─── SUPPLIED MATERIAL
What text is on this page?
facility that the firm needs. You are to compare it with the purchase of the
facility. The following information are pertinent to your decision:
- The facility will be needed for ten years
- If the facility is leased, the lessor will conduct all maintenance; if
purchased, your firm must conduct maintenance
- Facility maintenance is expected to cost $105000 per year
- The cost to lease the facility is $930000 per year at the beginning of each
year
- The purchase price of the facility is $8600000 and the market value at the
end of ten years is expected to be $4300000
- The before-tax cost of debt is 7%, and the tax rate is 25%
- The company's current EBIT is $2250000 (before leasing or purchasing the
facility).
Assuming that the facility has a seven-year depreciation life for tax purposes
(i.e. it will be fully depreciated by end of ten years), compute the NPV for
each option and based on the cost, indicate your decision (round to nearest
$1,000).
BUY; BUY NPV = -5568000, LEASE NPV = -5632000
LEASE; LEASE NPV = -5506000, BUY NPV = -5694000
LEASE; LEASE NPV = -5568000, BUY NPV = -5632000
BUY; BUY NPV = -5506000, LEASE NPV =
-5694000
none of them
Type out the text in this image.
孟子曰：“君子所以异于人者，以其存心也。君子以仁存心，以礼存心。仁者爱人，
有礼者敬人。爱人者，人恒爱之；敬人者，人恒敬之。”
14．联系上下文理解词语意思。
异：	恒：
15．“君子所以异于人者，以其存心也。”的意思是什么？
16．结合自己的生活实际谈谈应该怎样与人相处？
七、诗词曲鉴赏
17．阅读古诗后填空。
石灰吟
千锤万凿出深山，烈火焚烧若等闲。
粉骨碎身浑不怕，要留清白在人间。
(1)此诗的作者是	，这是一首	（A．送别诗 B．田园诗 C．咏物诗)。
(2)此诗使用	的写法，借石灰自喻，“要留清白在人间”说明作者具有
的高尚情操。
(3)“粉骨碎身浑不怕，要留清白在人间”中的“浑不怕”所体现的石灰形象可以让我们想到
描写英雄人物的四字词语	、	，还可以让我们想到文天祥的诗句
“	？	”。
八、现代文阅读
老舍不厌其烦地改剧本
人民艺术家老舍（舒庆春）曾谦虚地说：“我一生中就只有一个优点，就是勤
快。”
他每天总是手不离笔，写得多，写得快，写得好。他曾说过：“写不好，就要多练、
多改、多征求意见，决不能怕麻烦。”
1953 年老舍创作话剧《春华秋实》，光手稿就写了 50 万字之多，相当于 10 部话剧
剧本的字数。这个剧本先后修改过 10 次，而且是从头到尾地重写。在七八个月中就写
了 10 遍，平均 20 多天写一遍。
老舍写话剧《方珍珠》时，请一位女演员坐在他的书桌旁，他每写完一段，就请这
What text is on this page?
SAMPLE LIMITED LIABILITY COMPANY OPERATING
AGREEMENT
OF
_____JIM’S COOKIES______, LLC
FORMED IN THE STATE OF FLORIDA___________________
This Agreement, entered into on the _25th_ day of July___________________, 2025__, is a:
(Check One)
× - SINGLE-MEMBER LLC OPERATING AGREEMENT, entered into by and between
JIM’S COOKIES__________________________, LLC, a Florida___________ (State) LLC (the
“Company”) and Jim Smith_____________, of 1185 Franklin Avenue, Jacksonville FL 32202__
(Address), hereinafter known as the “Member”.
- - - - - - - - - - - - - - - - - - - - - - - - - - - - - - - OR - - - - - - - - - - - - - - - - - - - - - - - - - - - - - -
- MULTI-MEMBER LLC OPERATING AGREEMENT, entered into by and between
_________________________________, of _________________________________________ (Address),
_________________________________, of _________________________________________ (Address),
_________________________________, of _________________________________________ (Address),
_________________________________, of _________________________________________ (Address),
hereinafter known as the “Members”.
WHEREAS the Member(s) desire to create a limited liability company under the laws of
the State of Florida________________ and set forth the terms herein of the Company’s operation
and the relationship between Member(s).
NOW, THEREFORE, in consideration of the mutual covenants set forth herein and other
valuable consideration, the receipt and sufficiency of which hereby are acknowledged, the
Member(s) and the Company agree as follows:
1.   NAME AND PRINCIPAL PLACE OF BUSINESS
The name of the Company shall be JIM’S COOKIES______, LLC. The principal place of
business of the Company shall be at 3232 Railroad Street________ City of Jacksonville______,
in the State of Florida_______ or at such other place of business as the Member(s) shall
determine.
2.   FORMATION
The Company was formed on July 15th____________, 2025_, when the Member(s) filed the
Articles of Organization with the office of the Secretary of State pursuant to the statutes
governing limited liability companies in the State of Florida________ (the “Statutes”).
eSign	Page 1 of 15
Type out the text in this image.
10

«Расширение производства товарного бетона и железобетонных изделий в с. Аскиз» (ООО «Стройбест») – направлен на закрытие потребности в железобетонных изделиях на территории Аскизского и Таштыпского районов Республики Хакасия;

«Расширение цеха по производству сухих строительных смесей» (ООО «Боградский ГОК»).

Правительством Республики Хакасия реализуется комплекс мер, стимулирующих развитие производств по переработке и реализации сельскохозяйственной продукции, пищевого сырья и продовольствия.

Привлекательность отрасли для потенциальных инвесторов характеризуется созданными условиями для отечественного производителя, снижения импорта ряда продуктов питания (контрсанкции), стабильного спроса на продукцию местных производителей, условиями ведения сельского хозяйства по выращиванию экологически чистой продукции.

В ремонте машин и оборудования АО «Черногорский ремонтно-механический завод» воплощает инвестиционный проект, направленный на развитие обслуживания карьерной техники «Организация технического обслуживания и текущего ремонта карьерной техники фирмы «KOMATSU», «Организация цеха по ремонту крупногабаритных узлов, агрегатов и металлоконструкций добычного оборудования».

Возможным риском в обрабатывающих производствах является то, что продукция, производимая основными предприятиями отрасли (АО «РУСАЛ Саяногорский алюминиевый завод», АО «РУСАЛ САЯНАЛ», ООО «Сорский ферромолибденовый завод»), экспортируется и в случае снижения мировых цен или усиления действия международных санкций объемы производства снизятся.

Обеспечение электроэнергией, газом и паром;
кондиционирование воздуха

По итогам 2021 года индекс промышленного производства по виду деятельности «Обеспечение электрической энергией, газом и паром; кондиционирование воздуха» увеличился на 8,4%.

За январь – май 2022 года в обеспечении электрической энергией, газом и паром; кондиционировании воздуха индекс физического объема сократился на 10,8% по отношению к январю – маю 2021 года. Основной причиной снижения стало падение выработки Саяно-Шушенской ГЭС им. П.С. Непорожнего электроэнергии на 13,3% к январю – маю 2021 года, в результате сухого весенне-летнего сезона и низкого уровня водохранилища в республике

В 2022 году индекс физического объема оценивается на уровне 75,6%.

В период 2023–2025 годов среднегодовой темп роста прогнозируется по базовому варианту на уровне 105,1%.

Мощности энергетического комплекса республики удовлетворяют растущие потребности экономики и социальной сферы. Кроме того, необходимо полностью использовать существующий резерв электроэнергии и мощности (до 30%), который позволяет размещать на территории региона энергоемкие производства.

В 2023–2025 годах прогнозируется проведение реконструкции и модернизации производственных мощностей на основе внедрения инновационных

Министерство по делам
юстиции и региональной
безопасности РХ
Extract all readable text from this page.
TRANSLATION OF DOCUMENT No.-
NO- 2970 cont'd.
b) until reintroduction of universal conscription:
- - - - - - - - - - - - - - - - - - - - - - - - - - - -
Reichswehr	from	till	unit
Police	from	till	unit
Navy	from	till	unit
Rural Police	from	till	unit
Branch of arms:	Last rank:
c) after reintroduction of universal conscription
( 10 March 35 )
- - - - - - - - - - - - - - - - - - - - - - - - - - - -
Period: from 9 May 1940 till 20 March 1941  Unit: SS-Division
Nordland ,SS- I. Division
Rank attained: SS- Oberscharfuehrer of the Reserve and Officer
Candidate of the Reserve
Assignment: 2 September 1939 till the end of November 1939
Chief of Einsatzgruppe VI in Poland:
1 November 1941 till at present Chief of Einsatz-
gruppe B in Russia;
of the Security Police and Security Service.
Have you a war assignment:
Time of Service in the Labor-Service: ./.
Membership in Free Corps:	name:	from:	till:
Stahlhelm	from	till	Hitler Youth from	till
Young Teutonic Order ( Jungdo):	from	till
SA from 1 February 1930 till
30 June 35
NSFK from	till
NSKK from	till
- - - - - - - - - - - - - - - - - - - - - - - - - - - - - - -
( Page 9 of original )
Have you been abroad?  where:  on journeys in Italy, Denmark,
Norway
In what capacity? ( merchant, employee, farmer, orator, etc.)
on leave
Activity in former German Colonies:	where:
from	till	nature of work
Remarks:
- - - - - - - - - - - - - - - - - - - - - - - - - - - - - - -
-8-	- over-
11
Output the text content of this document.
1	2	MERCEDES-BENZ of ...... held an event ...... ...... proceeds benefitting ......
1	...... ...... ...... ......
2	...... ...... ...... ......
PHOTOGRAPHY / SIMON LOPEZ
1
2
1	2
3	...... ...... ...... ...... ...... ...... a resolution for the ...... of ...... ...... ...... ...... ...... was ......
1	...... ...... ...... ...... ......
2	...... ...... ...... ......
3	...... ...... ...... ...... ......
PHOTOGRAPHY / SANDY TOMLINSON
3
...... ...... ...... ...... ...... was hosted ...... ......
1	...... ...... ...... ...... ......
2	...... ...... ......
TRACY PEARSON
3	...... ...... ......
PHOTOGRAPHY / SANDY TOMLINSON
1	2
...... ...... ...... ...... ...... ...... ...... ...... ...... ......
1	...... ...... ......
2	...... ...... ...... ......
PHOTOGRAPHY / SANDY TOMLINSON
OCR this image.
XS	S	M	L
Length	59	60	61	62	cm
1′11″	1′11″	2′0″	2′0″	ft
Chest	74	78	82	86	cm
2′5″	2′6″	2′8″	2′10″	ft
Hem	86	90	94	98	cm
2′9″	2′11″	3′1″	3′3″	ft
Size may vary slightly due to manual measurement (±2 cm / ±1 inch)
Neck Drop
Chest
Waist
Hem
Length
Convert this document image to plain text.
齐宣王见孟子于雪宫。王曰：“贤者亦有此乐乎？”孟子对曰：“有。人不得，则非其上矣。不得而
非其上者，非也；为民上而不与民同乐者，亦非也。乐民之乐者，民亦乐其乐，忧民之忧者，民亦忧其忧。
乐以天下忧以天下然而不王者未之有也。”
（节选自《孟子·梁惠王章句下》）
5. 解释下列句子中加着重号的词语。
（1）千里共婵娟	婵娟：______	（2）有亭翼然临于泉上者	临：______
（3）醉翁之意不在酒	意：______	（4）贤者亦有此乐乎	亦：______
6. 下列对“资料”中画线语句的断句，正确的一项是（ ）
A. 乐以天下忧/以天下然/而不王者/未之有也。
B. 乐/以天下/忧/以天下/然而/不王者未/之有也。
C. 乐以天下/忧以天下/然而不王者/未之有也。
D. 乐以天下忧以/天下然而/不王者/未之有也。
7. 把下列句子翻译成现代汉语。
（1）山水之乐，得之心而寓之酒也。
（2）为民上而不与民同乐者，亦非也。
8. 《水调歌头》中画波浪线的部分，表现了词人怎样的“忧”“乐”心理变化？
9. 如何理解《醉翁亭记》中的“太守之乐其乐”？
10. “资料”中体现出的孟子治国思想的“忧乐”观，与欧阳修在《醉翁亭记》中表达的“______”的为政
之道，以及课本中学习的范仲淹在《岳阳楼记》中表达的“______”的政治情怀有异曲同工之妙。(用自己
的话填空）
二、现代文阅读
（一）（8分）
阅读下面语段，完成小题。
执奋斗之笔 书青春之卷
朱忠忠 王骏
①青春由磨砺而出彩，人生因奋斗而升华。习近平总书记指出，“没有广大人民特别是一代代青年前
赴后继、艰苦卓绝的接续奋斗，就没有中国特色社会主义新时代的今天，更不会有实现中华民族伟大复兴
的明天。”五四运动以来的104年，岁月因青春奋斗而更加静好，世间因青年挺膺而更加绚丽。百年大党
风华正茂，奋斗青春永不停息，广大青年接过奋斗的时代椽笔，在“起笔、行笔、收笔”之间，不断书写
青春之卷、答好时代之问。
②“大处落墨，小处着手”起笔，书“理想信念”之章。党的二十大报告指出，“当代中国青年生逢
──────
▶ _WHAT IS EXPECTED_: Using the entries above, tally how many lines have the word "hereinafter" in them; write the number and nothing more.

▶ _SOLUTION FOR THIS TASK_: 2